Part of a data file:
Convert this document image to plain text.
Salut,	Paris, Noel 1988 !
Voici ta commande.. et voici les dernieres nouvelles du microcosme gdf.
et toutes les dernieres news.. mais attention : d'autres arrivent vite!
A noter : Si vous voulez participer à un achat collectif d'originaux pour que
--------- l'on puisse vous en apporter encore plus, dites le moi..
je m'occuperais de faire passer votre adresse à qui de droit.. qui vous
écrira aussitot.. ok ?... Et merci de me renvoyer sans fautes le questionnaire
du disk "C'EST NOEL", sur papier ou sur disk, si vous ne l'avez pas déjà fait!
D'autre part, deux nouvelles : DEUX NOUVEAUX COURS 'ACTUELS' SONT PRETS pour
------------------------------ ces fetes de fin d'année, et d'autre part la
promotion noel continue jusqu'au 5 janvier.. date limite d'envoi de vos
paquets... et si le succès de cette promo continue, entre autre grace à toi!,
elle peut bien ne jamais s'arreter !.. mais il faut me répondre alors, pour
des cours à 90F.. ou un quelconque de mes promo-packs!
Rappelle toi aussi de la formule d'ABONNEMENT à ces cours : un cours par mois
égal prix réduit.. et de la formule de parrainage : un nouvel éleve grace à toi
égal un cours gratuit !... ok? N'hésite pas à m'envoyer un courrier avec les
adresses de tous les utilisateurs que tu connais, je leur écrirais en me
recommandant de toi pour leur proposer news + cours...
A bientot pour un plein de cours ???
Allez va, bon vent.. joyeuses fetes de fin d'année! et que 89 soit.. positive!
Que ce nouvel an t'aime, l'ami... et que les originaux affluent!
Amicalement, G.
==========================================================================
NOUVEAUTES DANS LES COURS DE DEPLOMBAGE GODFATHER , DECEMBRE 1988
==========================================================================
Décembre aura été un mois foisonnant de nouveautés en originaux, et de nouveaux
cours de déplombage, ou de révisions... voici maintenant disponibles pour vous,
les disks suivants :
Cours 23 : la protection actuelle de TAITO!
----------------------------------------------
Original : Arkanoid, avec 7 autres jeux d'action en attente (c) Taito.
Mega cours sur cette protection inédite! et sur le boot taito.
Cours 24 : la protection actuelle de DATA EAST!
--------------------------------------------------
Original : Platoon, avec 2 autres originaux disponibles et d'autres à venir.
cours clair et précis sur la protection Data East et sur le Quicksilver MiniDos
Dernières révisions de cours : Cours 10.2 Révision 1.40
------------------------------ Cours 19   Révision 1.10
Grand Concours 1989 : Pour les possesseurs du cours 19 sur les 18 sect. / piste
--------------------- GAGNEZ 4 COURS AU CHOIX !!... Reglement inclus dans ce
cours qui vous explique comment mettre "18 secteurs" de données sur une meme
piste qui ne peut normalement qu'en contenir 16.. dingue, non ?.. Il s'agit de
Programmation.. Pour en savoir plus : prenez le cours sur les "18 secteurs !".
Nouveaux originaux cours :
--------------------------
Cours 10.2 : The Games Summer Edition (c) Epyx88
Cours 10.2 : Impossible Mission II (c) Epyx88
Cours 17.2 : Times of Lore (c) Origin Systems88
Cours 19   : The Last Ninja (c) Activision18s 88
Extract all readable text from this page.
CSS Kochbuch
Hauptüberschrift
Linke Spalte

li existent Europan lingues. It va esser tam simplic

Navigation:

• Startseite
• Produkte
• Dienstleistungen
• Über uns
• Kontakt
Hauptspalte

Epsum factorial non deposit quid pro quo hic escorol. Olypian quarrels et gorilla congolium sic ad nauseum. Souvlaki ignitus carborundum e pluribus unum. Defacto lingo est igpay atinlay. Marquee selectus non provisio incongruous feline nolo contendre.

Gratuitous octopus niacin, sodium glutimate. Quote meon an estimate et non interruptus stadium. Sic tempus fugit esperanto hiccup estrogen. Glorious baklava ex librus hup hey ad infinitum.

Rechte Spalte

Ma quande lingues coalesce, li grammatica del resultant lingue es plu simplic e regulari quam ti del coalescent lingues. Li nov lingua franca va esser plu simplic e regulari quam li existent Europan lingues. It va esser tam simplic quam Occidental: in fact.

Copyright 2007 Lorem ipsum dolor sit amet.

WHAT THE EXERCISE ASKS:
Each record must be returned exactly as it is written.

COMPLETE RESPONSE:
Convert this document image to plain text.
Salut,	Paris, Noel 1988 !
Voici ta commande.. et voici les dernieres nouvelles du microcosme gdf.
et toutes les dernieres news.. mais attention : d'autres arrivent vite!
A noter : Si vous voulez participer à un achat collectif d'originaux pour que
--------- l'on puisse vous en apporter encore plus, dites le moi..
je m'occuperais de faire passer votre adresse à qui de droit.. qui vous
écrira aussitot.. ok ?... Et merci de me renvoyer sans fautes le questionnaire
du disk "C'EST NOEL", sur papier ou sur disk, si vous ne l'avez pas déjà fait!
D'autre part, deux nouvelles : DEUX NOUVEAUX COURS 'ACTUELS' SONT PRETS pour
------------------------------ ces fetes de fin d'année, et d'autre part la
promotion noel continue jusqu'au 5 janvier.. date limite d'envoi de vos
paquets... et si le succès de cette promo continue, entre autre grace à toi!,
elle peut bien ne jamais s'arreter !.. mais il faut me répondre alors, pour
des cours à 90F.. ou un quelconque de mes promo-packs!
Rappelle toi aussi de la formule d'ABONNEMENT à ces cours : un cours par mois
égal prix réduit.. et de la formule de parrainage : un nouvel éleve grace à toi
égal un cours gratuit !... ok? N'hésite pas à m'envoyer un courrier avec les
adresses de tous les utilisateurs que tu connais, je leur écrirais en me
recommandant de toi pour leur proposer news + cours...
A bientot pour un plein de cours ???
Allez va, bon vent.. joyeuses fetes de fin d'année! et que 89 soit.. positive!
Que ce nouvel an t'aime, l'ami... et que les originaux affluent!
Amicalement, G.
==========================================================================
NOUVEAUTES DANS LES COURS DE DEPLOMBAGE GODFATHER , DECEMBRE 1988
==========================================================================
Décembre aura été un mois foisonnant de nouveautés en originaux, et de nouveaux
cours de déplombage, ou de révisions... voici maintenant disponibles pour vous,
les disks suivants :
Cours 23 : la protection actuelle de TAITO!
----------------------------------------------
Original : Arkanoid, avec 7 autres jeux d'action en attente (c) Taito.
Mega cours sur cette protection inédite! et sur le boot taito.
Cours 24 : la protection actuelle de DATA EAST!
--------------------------------------------------
Original : Platoon, avec 2 autres originaux disponibles et d'autres à venir.
cours clair et précis sur la protection Data East et sur le Quicksilver MiniDos
Dernières révisions de cours : Cours 10.2 Révision 1.40
------------------------------ Cours 19   Révision 1.10
Grand Concours 1989 : Pour les possesseurs du cours 19 sur les 18 sect. / piste
--------------------- GAGNEZ 4 COURS AU CHOIX !!... Reglement inclus dans ce
cours qui vous explique comment mettre "18 secteurs" de données sur une meme
piste qui ne peut normalement qu'en contenir 16.. dingue, non ?.. Il s'agit de
Programmation.. Pour en savoir plus : prenez le cours sur les "18 secteurs !".
Nouveaux originaux cours :
--------------------------
Cours 10.2 : The Games Summer Edition (c) Epyx88
Cours 10.2 : Impossible Mission II (c) Epyx88
Cours 17.2 : Times of Lore (c) Origin Systems88
Cours 19   : The Last Ninja (c) Activision18s 88
Extract all readable text from this page.
CSS Kochbuch
Hauptüberschrift
Linke Spalte

li existent Europan lingues. It va esser tam simplic

Navigation:

• Startseite
• Produkte
• Dienstleistungen
• Über uns
• Kontakt
Hauptspalte

Epsum factorial non deposit quid pro quo hic escorol. Olypian quarrels et gorilla congolium sic ad nauseum. Souvlaki ignitus carborundum e pluribus unum. Defacto lingo est igpay atinlay. Marquee selectus non provisio incongruous feline nolo contendre.

Gratuitous octopus niacin, sodium glutimate. Quote meon an estimate et non interruptus stadium. Sic tempus fugit esperanto hiccup estrogen. Glorious baklava ex librus hup hey ad infinitum.

Rechte Spalte

Ma quande lingues coalesce, li grammatica del resultant lingue es plu simplic e regulari quam ti del coalescent lingues. Li nov lingua franca va esser plu simplic e regulari quam li existent Europan lingues. It va esser tam simplic quam Occidental: in fact.

Copyright 2007 Lorem ipsum dolor sit amet.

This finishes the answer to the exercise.